[Job] Starting at the line that holds "Output the text content of this document.", copy every line exactly through the end of the data, and no others.

----- Entries supplied -----

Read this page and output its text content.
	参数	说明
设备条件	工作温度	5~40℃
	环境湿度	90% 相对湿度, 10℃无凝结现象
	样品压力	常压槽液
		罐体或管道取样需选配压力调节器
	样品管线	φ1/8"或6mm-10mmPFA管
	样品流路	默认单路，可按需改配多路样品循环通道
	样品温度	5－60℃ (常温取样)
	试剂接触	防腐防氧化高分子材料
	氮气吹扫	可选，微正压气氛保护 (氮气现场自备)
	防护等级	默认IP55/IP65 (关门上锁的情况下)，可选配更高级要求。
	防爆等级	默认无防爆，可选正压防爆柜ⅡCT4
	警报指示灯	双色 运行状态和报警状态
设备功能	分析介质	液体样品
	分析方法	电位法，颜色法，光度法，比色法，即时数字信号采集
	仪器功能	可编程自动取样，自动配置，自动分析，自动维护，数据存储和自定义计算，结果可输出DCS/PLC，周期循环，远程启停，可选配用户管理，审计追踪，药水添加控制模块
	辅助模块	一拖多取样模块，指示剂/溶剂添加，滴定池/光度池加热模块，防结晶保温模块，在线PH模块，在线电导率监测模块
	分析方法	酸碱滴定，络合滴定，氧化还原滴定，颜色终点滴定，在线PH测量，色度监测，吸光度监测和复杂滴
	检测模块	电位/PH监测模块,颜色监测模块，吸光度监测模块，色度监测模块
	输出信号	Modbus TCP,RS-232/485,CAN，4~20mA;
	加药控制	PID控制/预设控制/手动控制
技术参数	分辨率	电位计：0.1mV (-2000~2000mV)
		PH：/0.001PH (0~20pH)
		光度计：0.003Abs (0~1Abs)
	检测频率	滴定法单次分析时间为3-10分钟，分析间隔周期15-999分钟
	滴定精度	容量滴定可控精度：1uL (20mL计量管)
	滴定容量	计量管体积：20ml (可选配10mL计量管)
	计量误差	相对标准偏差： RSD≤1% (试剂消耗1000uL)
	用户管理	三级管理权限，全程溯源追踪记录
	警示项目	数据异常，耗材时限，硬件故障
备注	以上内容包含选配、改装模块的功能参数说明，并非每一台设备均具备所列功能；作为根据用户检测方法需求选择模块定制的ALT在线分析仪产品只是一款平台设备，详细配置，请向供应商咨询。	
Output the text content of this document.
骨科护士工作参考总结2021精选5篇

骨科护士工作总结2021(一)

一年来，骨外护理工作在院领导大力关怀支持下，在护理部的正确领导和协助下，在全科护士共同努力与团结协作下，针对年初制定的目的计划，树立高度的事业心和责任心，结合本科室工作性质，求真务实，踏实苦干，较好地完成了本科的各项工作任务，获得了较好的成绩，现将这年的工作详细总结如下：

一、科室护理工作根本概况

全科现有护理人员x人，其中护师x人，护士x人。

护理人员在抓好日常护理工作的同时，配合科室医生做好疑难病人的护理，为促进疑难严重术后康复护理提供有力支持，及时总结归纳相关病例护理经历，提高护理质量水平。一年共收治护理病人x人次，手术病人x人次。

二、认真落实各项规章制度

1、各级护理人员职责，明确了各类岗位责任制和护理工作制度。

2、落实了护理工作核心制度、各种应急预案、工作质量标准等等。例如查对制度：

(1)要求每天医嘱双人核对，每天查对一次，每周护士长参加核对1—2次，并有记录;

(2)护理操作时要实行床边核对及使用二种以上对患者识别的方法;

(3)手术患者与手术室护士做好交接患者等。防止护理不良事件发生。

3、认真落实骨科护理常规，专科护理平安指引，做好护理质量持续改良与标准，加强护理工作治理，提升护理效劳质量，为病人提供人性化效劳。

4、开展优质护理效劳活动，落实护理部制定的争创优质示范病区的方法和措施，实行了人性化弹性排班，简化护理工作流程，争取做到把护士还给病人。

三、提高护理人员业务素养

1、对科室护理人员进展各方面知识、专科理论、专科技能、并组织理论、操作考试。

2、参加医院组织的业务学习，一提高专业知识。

-----

[The result]
Output the text content of this document.
骨科护士工作参考总结2021精选5篇

骨科护士工作总结2021(一)

一年来，骨外护理工作在院领导大力关怀支持下，在护理部的正确领导和协助下，在全科护士共同努力与团结协作下，针对年初制定的目的计划，树立高度的事业心和责任心，结合本科室工作性质，求真务实，踏实苦干，较好地完成了本科的各项工作任务，获得了较好的成绩，现将这年的工作详细总结如下：

一、科室护理工作根本概况

全科现有护理人员x人，其中护师x人，护士x人。

护理人员在抓好日常护理工作的同时，配合科室医生做好疑难病人的护理，为促进疑难严重术后康复护理提供有力支持，及时总结归纳相关病例护理经历，提高护理质量水平。一年共收治护理病人x人次，手术病人x人次。

二、认真落实各项规章制度

1、各级护理人员职责，明确了各类岗位责任制和护理工作制度。

2、落实了护理工作核心制度、各种应急预案、工作质量标准等等。例如查对制度：

(1)要求每天医嘱双人核对，每天查对一次，每周护士长参加核对1—2次，并有记录;

(2)护理操作时要实行床边核对及使用二种以上对患者识别的方法;

(3)手术患者与手术室护士做好交接患者等。防止护理不良事件发生。

3、认真落实骨科护理常规，专科护理平安指引，做好护理质量持续改良与标准，加强护理工作治理，提升护理效劳质量，为病人提供人性化效劳。

4、开展优质护理效劳活动，落实护理部制定的争创优质示范病区的方法和措施，实行了人性化弹性排班，简化护理工作流程，争取做到把护士还给病人。

三、提高护理人员业务素养

1、对科室护理人员进展各方面知识、专科理论、专科技能、并组织理论、操作考试。

2、参加医院组织的业务学习，一提高专业知识。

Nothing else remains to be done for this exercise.